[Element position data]
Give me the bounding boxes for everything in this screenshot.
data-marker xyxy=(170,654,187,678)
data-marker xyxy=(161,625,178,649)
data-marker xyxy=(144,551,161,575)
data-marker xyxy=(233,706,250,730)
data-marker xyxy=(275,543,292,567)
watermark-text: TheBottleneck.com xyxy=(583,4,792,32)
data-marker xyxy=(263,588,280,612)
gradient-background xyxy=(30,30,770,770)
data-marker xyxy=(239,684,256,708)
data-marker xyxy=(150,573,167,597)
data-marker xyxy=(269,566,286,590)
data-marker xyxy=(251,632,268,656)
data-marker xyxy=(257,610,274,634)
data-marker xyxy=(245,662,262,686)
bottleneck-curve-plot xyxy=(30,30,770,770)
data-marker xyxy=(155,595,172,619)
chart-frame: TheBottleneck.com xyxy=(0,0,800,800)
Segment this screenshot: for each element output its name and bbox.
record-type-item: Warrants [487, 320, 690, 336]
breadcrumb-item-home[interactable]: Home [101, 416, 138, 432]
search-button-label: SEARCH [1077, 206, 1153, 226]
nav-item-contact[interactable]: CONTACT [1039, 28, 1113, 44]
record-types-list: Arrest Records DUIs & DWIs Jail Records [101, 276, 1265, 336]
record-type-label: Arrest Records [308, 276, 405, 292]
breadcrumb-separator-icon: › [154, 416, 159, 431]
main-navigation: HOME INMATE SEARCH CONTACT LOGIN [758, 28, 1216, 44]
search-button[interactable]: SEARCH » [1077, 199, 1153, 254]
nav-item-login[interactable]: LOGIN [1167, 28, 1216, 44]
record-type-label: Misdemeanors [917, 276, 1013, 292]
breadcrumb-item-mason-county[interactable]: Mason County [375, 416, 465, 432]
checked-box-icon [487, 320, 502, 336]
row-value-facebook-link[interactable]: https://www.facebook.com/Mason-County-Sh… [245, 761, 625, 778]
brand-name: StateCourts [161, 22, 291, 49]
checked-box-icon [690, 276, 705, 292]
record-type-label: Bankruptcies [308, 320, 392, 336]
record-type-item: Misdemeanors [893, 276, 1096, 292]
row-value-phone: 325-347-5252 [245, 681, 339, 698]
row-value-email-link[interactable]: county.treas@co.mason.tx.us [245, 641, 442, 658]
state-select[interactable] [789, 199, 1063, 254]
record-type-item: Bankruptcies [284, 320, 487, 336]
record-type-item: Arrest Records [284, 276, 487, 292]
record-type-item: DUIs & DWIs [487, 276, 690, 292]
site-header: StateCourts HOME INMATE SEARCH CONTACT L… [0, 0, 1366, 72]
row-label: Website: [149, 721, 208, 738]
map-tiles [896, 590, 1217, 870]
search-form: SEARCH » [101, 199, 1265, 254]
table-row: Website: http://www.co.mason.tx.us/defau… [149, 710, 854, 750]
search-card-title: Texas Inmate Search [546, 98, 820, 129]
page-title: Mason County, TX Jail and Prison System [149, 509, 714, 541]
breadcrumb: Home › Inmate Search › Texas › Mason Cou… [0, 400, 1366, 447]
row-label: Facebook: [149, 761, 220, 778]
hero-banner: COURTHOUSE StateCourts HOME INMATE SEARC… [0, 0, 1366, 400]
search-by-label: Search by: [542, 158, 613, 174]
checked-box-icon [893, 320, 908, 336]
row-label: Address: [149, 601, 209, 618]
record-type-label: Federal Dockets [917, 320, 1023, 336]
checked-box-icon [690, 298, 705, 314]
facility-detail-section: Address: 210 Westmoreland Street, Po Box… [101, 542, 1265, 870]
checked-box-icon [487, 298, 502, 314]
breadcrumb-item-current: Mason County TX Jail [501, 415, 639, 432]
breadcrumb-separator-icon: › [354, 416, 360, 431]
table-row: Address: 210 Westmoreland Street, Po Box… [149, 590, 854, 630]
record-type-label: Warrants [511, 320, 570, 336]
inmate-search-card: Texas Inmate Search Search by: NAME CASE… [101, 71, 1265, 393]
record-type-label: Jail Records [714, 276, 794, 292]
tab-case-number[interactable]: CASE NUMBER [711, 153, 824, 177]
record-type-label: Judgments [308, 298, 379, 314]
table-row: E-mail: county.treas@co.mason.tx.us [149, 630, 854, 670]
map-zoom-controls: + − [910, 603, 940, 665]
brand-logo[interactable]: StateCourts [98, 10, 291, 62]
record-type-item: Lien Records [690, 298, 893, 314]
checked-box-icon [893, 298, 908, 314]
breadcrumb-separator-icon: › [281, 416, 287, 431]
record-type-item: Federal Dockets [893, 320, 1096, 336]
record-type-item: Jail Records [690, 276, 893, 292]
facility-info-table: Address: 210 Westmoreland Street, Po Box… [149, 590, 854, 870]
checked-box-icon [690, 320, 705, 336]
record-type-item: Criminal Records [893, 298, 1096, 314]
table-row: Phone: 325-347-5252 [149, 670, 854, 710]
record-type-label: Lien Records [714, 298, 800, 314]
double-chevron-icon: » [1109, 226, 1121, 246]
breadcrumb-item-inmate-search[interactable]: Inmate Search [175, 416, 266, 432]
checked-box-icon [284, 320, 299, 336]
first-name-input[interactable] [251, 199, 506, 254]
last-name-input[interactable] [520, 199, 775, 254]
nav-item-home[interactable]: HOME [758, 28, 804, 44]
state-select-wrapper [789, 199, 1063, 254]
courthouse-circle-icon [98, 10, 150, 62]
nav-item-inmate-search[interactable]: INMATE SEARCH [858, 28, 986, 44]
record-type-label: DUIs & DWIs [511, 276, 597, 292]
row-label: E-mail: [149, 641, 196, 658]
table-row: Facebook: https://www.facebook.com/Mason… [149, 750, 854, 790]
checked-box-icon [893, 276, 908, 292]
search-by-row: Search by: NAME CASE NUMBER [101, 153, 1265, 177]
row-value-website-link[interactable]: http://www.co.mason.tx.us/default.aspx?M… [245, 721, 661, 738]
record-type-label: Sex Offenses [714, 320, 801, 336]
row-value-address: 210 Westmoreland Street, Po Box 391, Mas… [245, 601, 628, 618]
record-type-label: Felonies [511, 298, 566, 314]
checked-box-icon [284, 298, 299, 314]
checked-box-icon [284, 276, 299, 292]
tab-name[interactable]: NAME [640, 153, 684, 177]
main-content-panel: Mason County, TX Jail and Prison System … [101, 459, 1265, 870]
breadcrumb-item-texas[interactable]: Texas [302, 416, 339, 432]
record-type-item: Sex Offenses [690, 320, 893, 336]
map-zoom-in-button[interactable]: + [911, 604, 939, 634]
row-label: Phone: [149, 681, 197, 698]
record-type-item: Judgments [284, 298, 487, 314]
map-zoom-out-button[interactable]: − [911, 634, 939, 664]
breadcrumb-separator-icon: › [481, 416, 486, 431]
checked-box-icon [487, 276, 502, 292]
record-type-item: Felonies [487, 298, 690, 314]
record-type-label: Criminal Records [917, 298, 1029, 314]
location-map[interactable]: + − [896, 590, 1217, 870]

§ **TO BE DONE**
Put every line of the material above into a Markdown table with the columns Row and Line. Number the rows in order and skip blank lines.

§ **FINAL ANSWER**
| Row | Line |
|---|---|
| 1 | Give me the bounding boxes for everything in this screenshot. |
| 2 | data-marker xyxy=(170,654,187,678) |
| 3 | data-marker xyxy=(161,625,178,649) |
| 4 | data-marker xyxy=(144,551,161,575) |
| 5 | data-marker xyxy=(233,706,250,730) |
| 6 | data-marker xyxy=(275,543,292,567) |
| 7 | watermark-text: TheBottleneck.com xyxy=(583,4,792,32) |
| 8 | data-marker xyxy=(263,588,280,612) |
| 9 | gradient-background xyxy=(30,30,770,770) |
| 10 | data-marker xyxy=(239,684,256,708) |
| 11 | data-marker xyxy=(150,573,167,597) |
| 12 | data-marker xyxy=(269,566,286,590) |
| 13 | data-marker xyxy=(251,632,268,656) |
| 14 | data-marker xyxy=(257,610,274,634) |
| 15 | data-marker xyxy=(245,662,262,686) |
| 16 | bottleneck-curve-plot xyxy=(30,30,770,770) |
| 17 | data-marker xyxy=(155,595,172,619) |
| 18 | chart-frame: TheBottleneck.com xyxy=(0,0,800,800) |
| 19 | Segment this screenshot: for each element output its name and bbox. |
| 20 | record-type-item: Warrants [487, 320, 690, 336] |
| 21 | breadcrumb-item-home[interactable]: Home [101, 416, 138, 432] |
| 22 | search-button-label: SEARCH [1077, 206, 1153, 226] |
| 23 | nav-item-contact[interactable]: CONTACT [1039, 28, 1113, 44] |
| 24 | record-types-list: Arrest Records DUIs & DWIs Jail Records [101, 276, 1265, 336] |
| 25 | record-type-label: Arrest Records [308, 276, 405, 292] |
| 26 | breadcrumb-separator-icon: › [154, 416, 159, 431] |
| 27 | main-navigation: HOME INMATE SEARCH CONTACT LOGIN [758, 28, 1216, 44] |
| 28 | search-button[interactable]: SEARCH » [1077, 199, 1153, 254] |
| 29 | nav-item-login[interactable]: LOGIN [1167, 28, 1216, 44] |
| 30 | record-type-label: Misdemeanors [917, 276, 1013, 292] |
| 31 | breadcrumb-item-mason-county[interactable]: Mason County [375, 416, 465, 432] |
| 32 | checked-box-icon [487, 320, 502, 336] |
| 33 | row-value-facebook-link[interactable]: https://www.facebook.com/Mason-County-Sh… [245, 761, 625, 778] |
| 34 | brand-name: StateCourts [161, 22, 291, 49] |
| 35 | checked-box-icon [690, 276, 705, 292] |
| 36 | record-type-label: Bankruptcies [308, 320, 392, 336] |
| 37 | record-type-item: Misdemeanors [893, 276, 1096, 292] |
| 38 | row-value-phone: 325-347-5252 [245, 681, 339, 698] |
| 39 | row-value-email-link[interactable]: county.treas@co.mason.tx.us [245, 641, 442, 658] |
| 40 | state-select[interactable] [789, 199, 1063, 254] |
| 41 | record-type-item: Bankruptcies [284, 320, 487, 336] |
| 42 | record-type-item: Arrest Records [284, 276, 487, 292] |
| 43 | record-type-item: DUIs & DWIs [487, 276, 690, 292] |
| 44 | site-header: StateCourts HOME INMATE SEARCH CONTACT L… [0, 0, 1366, 72] |
| 45 | row-label: Website: [149, 721, 208, 738] |
| 46 | map-tiles [896, 590, 1217, 870] |
| 47 | search-form: SEARCH » [101, 199, 1265, 254] |
| 48 | table-row: Website: http://www.co.mason.tx.us/defau… [149, 710, 854, 750] |
| 49 | search-card-title: Texas Inmate Search [546, 98, 820, 129] |
| 50 | page-title: Mason County, TX Jail and Prison System [149, 509, 714, 541] |
| 51 | breadcrumb: Home › Inmate Search › Texas › Mason Cou… [0, 400, 1366, 447] |
| 52 | row-label: Facebook: [149, 761, 220, 778] |
| 53 | hero-banner: COURTHOUSE StateCourts HOME INMATE SEARC… [0, 0, 1366, 400] |
| 54 | search-by-label: Search by: [542, 158, 613, 174] |
| 55 | checked-box-icon [893, 320, 908, 336] |
| 56 | row-label: Address: [149, 601, 209, 618] |
| 57 | record-type-label: Federal Dockets [917, 320, 1023, 336] |
| 58 | checked-box-icon [690, 298, 705, 314] |
| 59 | facility-detail-section: Address: 210 Westmoreland Street, Po Box… [101, 542, 1265, 870] |
| 60 | checked-box-icon [487, 298, 502, 314] |
| 61 | breadcrumb-item-current: Mason County TX Jail [501, 415, 639, 432] |
| 62 | breadcrumb-separator-icon: › [354, 416, 360, 431] |
| 63 | table-row: Address: 210 Westmoreland Street, Po Box… [149, 590, 854, 630] |
| 64 | record-type-label: Warrants [511, 320, 570, 336] |
| 65 | inmate-search-card: Texas Inmate Search Search by: NAME CASE… [101, 71, 1265, 393] |
| 66 | record-type-label: Jail Records [714, 276, 794, 292] |
| 67 | tab-case-number[interactable]: CASE NUMBER [711, 153, 824, 177] |
| 68 | record-type-label: Judgments [308, 298, 379, 314] |
| 69 | table-row: E-mail: county.treas@co.mason.tx.us [149, 630, 854, 670] |
| 70 | map-zoom-controls: + − [910, 603, 940, 665] |
| 71 | brand-logo[interactable]: StateCourts [98, 10, 291, 62] |
| 72 | record-type-item: Lien Records [690, 298, 893, 314] |
| 73 | checked-box-icon [893, 298, 908, 314] |
| 74 | breadcrumb-separator-icon: › [281, 416, 287, 431] |
| 75 | record-type-item: Federal Dockets [893, 320, 1096, 336] |
| 76 | record-type-item: Jail Records [690, 276, 893, 292] |
| 77 | facility-info-table: Address: 210 Westmoreland Street, Po Box… [149, 590, 854, 870] |
| 78 | checked-box-icon [690, 320, 705, 336] |
| 79 | record-type-item: Criminal Records [893, 298, 1096, 314] |
| 80 | table-row: Phone: 325-347-5252 [149, 670, 854, 710] |
| 81 | record-type-label: Lien Records [714, 298, 800, 314] |
| 82 | double-chevron-icon: » [1109, 226, 1121, 246] |
| 83 | breadcrumb-item-inmate-search[interactable]: Inmate Search [175, 416, 266, 432] |
| 84 | checked-box-icon [284, 320, 299, 336] |
| 85 | first-name-input[interactable] [251, 199, 506, 254] |
| 86 | last-name-input[interactable] [520, 199, 775, 254] |
| 87 | nav-item-home[interactable]: HOME [758, 28, 804, 44] |
| 88 | state-select-wrapper [789, 199, 1063, 254] |
| 89 | courthouse-circle-icon [98, 10, 150, 62] |
| 90 | nav-item-inmate-search[interactable]: INMATE SEARCH [858, 28, 986, 44] |
| 91 | record-type-label: DUIs & DWIs [511, 276, 597, 292] |
| 92 | row-label: E-mail: [149, 641, 196, 658] |
| 93 | table-row: Facebook: https://www.facebook.com/Mason… [149, 750, 854, 790] |
| 94 | checked-box-icon [893, 276, 908, 292] |
| 95 | search-by-row: Search by: NAME CASE NUMBER [101, 153, 1265, 177] |
| 96 | row-value-website-link[interactable]: http://www.co.mason.tx.us/default.aspx?M… [245, 721, 661, 738] |
| 97 | record-type-label: Sex Offenses [714, 320, 801, 336] |
| 98 | row-value-address: 210 Westmoreland Street, Po Box 391, Mas… [245, 601, 628, 618] |
| 99 | record-type-label: Felonies [511, 298, 566, 314] |
| 100 | checked-box-icon [284, 298, 299, 314] |
| 101 | checked-box-icon [284, 276, 299, 292] |
| 102 | tab-name[interactable]: NAME [640, 153, 684, 177] |
| 103 | main-content-panel: Mason County, TX Jail and Prison System … [101, 459, 1265, 870] |
| 104 | breadcrumb-item-texas[interactable]: Texas [302, 416, 339, 432] |
| 105 | record-type-item: Sex Offenses [690, 320, 893, 336] |
| 106 | map-zoom-in-button[interactable]: + [911, 604, 939, 634] |
| 107 | row-label: Phone: [149, 681, 197, 698] |
| 108 | record-type-item: Judgments [284, 298, 487, 314] |
| 109 | map-zoom-out-button[interactable]: − [911, 634, 939, 664] |
| 110 | breadcrumb-separator-icon: › [481, 416, 486, 431] |
| 111 | checked-box-icon [487, 276, 502, 292] |
| 112 | record-type-item: Felonies [487, 298, 690, 314] |
| 113 | record-type-label: Criminal Records [917, 298, 1029, 314] |
| 114 | location-map[interactable]: + − [896, 590, 1217, 870] |